Goal:
Please report every line from the material that contains the word "քաղաքներում".

Records for the exercise:

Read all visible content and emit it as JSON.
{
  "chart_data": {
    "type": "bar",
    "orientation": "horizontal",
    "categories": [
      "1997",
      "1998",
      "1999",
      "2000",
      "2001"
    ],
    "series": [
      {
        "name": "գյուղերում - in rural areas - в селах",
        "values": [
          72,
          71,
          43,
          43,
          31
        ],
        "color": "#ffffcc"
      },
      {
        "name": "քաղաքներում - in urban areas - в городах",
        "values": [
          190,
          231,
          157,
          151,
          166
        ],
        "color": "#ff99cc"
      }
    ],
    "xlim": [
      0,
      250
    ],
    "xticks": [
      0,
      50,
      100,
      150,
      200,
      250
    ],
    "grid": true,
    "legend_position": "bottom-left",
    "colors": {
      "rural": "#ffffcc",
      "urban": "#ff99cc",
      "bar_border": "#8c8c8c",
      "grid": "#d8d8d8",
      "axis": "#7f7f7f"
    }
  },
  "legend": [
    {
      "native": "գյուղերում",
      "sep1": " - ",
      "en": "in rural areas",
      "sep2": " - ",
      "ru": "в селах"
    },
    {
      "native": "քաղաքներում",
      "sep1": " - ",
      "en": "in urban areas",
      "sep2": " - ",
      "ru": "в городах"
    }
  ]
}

...

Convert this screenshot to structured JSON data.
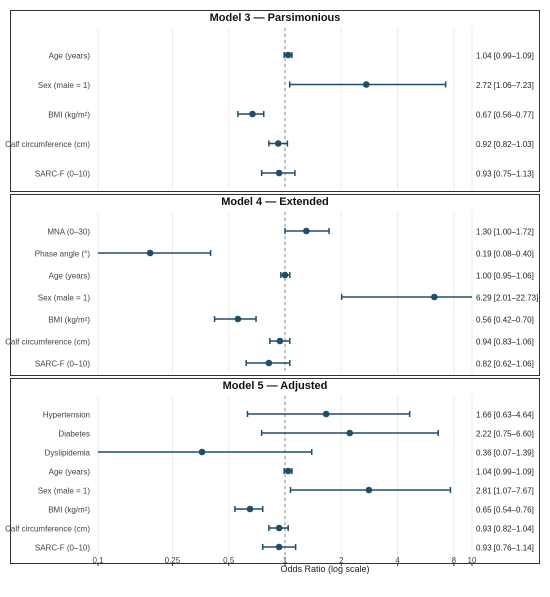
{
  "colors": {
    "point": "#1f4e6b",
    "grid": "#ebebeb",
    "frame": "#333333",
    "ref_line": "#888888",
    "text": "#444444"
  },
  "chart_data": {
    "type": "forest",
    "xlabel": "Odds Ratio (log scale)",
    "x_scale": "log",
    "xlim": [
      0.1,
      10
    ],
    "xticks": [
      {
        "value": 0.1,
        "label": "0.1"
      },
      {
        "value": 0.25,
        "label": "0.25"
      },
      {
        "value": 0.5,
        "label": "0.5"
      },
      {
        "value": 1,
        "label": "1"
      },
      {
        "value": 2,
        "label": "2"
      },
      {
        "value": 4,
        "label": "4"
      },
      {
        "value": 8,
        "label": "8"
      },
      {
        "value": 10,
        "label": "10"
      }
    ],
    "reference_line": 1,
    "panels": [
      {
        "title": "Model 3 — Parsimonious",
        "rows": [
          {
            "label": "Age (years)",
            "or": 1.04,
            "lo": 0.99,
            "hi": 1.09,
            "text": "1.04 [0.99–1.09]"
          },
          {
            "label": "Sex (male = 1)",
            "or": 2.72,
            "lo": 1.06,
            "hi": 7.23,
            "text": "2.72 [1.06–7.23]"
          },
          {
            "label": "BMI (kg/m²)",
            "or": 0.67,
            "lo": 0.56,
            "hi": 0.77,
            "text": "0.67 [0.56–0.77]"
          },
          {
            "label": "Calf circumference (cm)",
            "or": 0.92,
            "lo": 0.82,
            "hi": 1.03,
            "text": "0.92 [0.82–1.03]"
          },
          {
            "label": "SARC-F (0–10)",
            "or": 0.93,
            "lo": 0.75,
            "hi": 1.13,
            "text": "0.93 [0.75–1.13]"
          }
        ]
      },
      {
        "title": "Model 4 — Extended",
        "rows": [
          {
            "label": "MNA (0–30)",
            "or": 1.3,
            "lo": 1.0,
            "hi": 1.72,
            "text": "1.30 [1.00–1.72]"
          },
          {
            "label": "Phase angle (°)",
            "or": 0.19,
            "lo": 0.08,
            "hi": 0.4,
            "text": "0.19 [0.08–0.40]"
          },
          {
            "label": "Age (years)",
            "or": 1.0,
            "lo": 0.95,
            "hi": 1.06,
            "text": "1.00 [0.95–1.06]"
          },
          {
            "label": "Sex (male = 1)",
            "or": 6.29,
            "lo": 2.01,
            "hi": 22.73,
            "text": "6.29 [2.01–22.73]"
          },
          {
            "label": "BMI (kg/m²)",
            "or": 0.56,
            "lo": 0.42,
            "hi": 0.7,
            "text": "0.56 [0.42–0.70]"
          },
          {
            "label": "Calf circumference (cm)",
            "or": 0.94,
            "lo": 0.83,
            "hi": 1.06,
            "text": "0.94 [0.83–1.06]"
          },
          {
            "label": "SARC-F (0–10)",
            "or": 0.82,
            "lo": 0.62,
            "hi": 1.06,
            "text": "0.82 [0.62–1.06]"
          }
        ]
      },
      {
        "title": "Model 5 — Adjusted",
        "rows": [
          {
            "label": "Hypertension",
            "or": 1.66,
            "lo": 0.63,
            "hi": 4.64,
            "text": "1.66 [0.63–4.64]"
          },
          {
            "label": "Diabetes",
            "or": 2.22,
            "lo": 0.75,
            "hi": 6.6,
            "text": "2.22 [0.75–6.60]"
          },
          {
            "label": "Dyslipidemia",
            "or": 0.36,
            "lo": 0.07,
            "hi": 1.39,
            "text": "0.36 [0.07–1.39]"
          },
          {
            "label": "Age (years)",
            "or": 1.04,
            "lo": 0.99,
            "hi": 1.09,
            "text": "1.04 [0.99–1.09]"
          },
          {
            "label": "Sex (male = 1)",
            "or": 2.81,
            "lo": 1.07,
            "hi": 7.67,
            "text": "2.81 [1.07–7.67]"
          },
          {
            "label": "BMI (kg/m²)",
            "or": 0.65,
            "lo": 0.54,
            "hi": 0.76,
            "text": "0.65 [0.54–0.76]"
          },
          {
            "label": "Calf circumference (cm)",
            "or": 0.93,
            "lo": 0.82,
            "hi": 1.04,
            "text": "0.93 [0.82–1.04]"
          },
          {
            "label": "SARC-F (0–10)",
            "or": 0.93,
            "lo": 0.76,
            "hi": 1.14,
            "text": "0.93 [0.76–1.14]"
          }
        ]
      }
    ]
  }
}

...

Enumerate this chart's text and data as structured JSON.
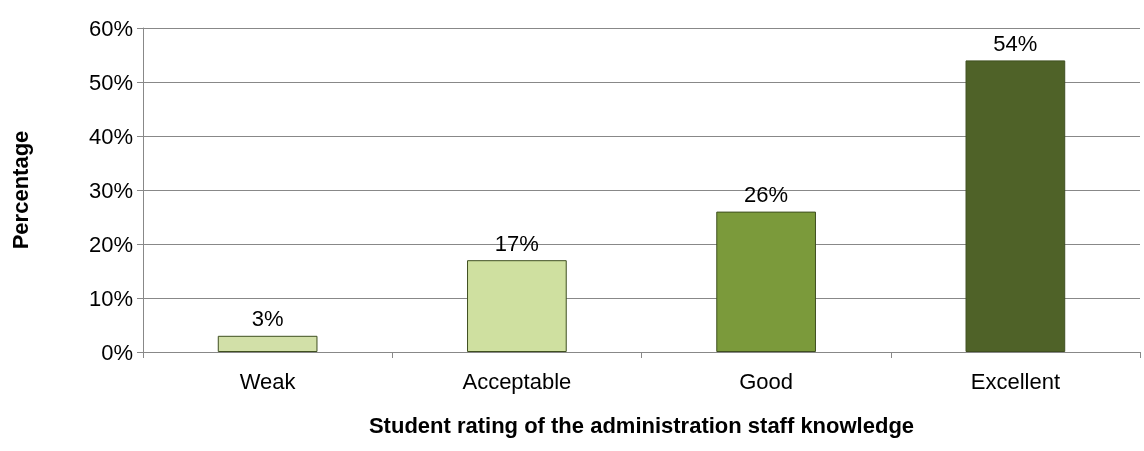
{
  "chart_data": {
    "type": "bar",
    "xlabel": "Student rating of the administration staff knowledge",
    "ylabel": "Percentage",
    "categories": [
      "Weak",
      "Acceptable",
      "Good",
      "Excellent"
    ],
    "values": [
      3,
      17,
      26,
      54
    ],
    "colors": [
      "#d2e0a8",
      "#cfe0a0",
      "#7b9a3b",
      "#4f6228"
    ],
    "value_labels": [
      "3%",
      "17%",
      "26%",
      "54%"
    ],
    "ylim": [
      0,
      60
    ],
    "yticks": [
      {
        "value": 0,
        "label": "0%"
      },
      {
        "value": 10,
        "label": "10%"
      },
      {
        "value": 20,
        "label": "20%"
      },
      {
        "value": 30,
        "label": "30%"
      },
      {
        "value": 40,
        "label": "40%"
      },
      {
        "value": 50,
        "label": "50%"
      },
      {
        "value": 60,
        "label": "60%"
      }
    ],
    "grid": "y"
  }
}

Response:
        "name": "քաղաքներում - in urban areas - в городах",
      "native": "քաղաքներում",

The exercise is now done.